++++ RECORDS SHOWN ++++
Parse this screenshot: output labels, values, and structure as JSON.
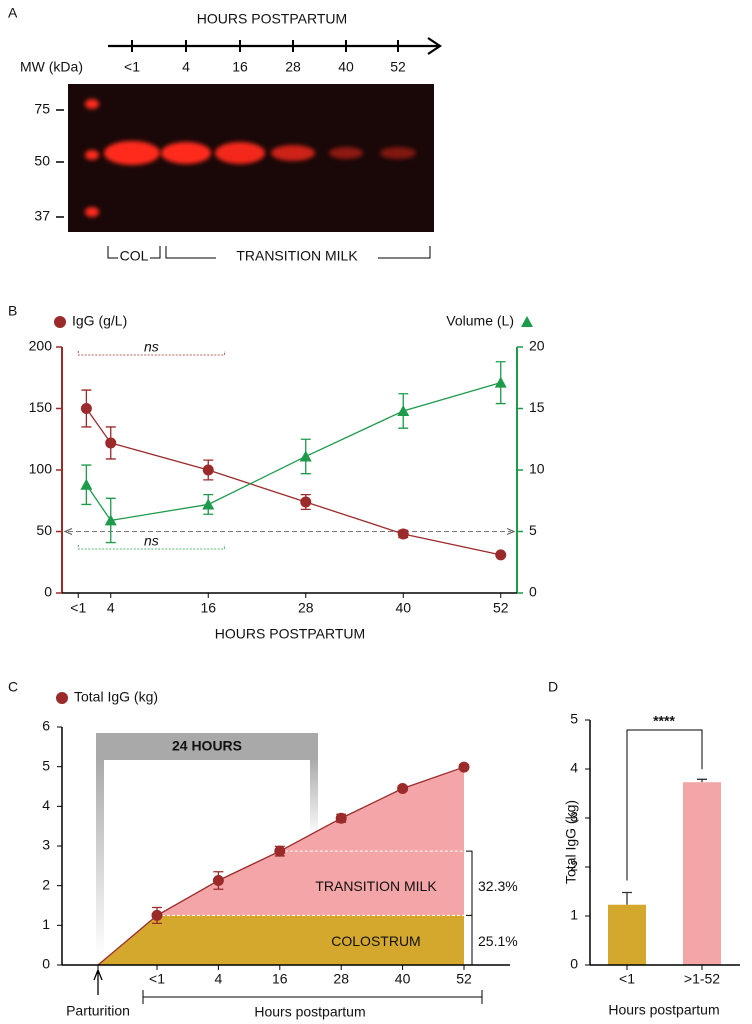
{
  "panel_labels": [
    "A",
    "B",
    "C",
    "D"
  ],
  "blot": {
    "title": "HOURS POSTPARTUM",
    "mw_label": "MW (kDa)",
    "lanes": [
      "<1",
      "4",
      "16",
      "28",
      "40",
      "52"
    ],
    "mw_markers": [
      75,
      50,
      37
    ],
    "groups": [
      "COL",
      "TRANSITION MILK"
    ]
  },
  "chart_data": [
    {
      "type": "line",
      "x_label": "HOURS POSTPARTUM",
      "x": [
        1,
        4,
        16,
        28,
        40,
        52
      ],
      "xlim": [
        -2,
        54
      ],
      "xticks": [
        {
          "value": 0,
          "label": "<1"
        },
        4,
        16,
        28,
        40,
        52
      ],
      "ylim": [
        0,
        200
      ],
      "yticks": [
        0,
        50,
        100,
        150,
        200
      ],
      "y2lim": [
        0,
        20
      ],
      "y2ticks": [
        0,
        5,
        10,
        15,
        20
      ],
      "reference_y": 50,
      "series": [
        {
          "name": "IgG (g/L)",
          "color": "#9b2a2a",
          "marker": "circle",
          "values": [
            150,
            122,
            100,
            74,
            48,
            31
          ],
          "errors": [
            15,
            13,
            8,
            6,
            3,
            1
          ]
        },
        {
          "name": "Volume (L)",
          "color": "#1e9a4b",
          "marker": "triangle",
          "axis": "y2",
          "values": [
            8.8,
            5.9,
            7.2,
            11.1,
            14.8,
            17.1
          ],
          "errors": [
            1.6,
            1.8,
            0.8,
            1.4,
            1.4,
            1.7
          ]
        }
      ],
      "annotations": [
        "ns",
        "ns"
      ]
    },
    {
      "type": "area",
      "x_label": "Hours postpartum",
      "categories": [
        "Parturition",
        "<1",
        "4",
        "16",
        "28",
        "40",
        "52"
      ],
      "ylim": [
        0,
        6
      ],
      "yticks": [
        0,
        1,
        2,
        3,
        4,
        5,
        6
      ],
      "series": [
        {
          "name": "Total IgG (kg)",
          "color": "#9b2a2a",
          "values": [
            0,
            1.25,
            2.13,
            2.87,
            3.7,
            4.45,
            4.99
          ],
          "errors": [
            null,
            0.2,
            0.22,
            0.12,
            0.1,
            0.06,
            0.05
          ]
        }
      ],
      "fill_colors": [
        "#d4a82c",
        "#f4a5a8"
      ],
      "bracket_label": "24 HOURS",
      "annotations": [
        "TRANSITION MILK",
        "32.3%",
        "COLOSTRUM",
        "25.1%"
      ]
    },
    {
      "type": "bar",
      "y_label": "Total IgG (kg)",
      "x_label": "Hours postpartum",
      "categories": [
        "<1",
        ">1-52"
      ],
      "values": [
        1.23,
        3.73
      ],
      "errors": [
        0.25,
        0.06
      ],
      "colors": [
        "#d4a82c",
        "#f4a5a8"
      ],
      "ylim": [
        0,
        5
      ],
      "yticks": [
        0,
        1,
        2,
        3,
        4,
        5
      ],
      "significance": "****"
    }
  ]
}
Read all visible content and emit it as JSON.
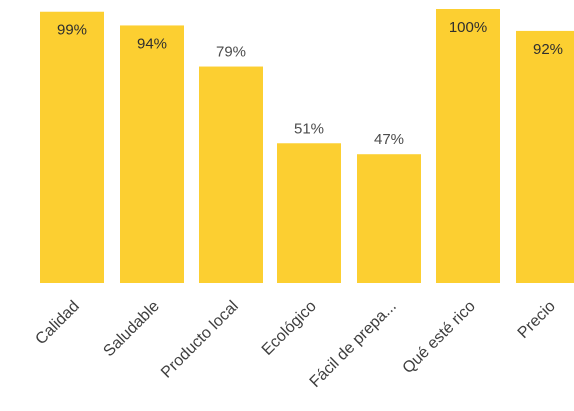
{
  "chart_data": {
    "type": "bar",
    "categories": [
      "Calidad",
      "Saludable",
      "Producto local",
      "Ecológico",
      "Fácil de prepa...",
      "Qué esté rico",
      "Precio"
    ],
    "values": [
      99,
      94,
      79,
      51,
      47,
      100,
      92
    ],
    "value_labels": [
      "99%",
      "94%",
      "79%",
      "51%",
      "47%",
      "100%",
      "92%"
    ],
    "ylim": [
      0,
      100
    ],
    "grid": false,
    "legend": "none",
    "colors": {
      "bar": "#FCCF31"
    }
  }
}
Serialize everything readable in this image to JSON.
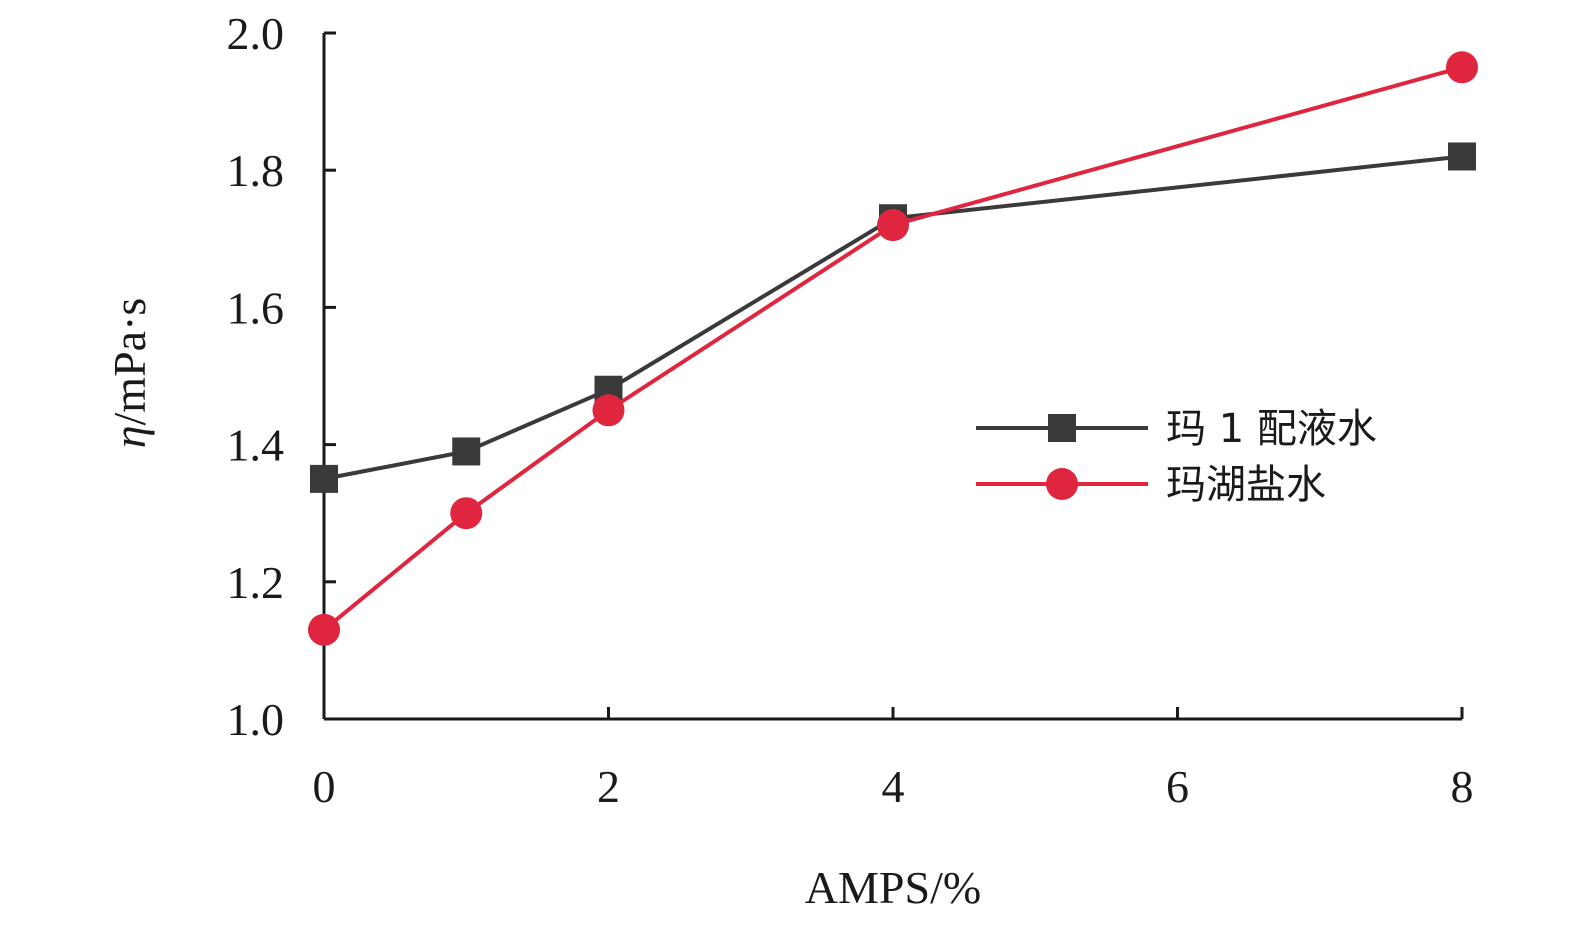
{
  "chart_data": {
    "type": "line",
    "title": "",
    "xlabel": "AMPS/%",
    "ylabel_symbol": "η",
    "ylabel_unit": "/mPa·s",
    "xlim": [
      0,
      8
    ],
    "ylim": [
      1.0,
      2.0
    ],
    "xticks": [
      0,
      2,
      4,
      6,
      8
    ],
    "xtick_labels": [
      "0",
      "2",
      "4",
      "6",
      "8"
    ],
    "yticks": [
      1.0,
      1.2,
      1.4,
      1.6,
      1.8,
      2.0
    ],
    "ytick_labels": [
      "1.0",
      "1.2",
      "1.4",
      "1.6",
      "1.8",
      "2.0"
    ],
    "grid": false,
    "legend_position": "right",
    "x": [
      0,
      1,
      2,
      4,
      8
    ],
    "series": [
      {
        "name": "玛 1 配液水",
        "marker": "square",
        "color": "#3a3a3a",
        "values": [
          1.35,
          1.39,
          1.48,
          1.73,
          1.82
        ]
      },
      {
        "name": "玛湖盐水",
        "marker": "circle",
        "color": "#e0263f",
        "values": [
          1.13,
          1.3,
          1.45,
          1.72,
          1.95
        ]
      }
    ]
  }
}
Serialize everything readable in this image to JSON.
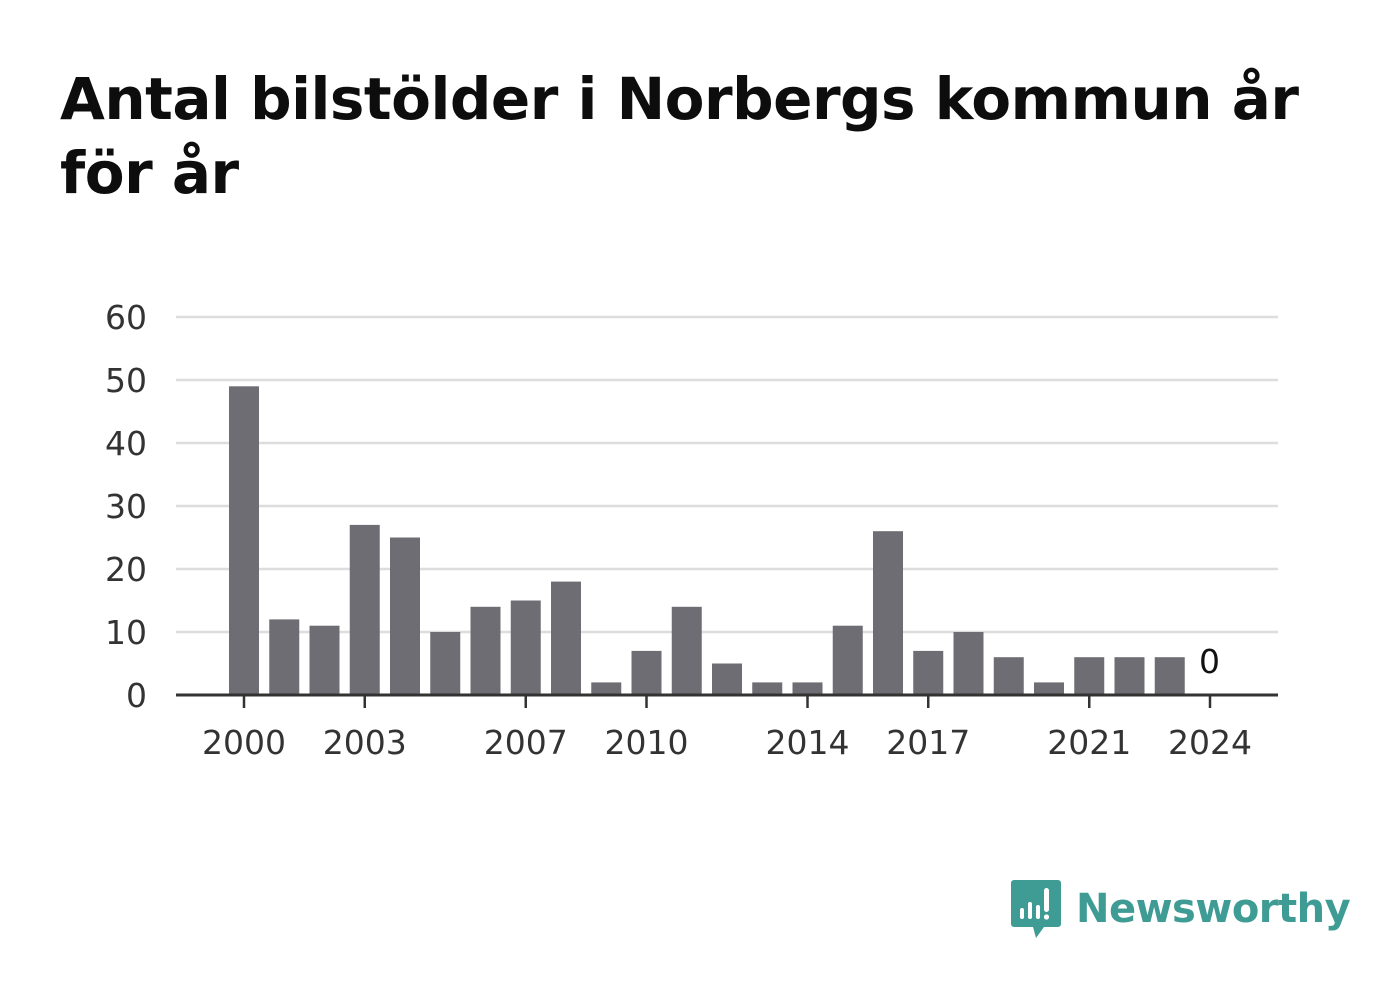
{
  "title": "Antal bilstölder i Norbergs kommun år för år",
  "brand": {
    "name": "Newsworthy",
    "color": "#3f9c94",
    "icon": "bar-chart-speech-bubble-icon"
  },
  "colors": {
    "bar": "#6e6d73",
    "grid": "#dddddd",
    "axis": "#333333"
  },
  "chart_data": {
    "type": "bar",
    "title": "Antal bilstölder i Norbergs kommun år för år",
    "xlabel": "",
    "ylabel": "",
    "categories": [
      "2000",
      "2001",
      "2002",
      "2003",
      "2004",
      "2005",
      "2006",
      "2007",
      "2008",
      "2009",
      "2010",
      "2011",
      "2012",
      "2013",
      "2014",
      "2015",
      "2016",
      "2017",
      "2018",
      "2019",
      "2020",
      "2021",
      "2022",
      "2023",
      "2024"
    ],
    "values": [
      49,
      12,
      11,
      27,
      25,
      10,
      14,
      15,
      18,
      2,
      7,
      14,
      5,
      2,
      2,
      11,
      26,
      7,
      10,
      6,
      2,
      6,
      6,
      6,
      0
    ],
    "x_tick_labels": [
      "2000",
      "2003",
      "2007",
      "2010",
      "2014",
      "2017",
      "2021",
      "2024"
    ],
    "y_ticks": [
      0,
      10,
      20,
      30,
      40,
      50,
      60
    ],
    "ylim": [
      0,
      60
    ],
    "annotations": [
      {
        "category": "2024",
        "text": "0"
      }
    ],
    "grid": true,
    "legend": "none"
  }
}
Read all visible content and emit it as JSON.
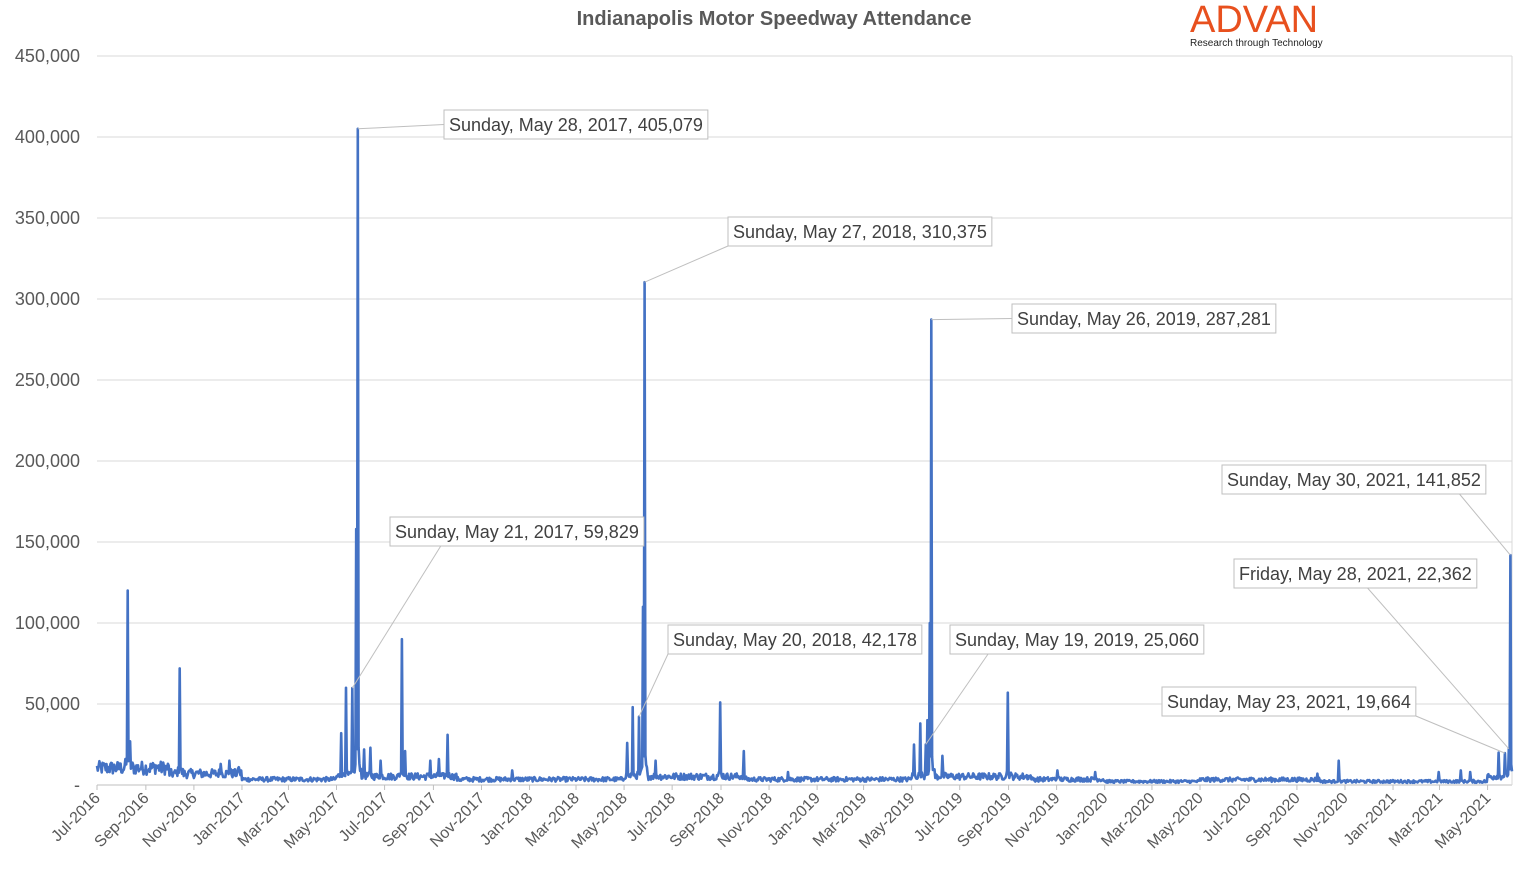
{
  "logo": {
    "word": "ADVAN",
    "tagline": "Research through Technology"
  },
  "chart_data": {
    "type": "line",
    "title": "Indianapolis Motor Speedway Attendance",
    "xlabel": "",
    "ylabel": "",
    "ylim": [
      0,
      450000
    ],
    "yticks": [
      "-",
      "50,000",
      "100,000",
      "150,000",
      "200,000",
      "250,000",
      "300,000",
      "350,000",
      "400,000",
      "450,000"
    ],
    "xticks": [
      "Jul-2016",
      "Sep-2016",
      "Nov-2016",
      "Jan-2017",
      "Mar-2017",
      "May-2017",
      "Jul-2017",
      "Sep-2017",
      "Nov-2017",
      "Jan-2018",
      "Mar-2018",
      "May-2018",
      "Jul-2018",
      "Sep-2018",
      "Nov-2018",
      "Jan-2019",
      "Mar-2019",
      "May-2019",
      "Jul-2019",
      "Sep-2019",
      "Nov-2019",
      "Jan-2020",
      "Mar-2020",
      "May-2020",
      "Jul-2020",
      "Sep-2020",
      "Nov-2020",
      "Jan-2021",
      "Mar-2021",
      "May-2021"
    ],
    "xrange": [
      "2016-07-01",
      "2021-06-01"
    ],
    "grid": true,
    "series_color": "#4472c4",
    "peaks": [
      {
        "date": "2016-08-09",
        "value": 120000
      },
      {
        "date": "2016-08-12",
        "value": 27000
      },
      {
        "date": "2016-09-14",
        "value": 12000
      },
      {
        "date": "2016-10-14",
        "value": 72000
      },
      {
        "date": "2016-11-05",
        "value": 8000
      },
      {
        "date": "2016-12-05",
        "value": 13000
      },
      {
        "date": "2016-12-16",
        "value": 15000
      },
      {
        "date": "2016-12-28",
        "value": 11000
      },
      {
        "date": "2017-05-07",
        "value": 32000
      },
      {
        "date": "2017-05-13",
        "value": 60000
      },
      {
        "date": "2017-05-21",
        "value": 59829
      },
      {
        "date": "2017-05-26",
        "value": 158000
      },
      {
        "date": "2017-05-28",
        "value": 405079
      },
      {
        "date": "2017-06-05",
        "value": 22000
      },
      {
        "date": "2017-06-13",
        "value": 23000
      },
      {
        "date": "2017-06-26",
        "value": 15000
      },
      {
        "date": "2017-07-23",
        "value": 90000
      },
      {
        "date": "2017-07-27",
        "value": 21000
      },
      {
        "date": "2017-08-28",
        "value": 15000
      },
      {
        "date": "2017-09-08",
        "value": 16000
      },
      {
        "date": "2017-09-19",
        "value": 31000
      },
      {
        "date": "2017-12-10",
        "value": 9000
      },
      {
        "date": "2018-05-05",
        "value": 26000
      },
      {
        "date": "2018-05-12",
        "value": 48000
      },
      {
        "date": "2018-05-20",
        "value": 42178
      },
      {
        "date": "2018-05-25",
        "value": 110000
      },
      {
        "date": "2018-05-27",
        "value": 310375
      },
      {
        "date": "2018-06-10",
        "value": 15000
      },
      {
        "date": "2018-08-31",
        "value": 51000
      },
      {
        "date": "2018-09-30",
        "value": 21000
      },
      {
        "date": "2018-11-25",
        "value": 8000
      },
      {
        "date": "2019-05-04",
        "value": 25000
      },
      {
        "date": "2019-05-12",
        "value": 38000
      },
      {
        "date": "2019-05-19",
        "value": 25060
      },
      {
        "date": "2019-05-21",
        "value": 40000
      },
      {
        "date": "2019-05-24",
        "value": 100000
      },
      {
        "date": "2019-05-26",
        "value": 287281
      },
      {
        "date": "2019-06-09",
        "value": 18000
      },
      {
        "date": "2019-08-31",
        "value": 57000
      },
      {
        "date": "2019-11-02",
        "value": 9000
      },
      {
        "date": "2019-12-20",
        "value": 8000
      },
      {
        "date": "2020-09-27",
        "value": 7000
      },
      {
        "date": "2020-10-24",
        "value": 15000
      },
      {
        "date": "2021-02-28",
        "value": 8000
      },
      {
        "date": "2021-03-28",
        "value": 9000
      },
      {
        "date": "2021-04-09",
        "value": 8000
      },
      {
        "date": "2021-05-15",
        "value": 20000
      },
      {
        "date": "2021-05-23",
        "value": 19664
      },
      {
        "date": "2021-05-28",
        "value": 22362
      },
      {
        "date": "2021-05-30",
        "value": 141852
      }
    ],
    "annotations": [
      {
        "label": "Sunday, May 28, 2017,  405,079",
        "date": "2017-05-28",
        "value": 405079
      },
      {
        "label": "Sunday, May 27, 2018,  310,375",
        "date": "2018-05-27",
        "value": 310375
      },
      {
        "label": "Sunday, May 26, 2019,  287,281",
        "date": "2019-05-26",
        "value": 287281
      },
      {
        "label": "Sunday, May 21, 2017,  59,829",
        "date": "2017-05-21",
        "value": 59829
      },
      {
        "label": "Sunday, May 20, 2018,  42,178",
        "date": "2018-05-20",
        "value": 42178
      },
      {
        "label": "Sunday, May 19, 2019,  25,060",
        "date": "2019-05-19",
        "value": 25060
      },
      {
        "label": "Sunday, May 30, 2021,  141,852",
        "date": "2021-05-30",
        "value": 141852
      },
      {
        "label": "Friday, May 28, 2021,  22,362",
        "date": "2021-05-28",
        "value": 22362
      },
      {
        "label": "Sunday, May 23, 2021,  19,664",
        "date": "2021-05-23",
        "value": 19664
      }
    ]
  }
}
++++
# EXERCISE:
Of the lines in the data above, how many contain the word "Norbergs"? Give only that figure.

# EXERCISE RESPONSE:
2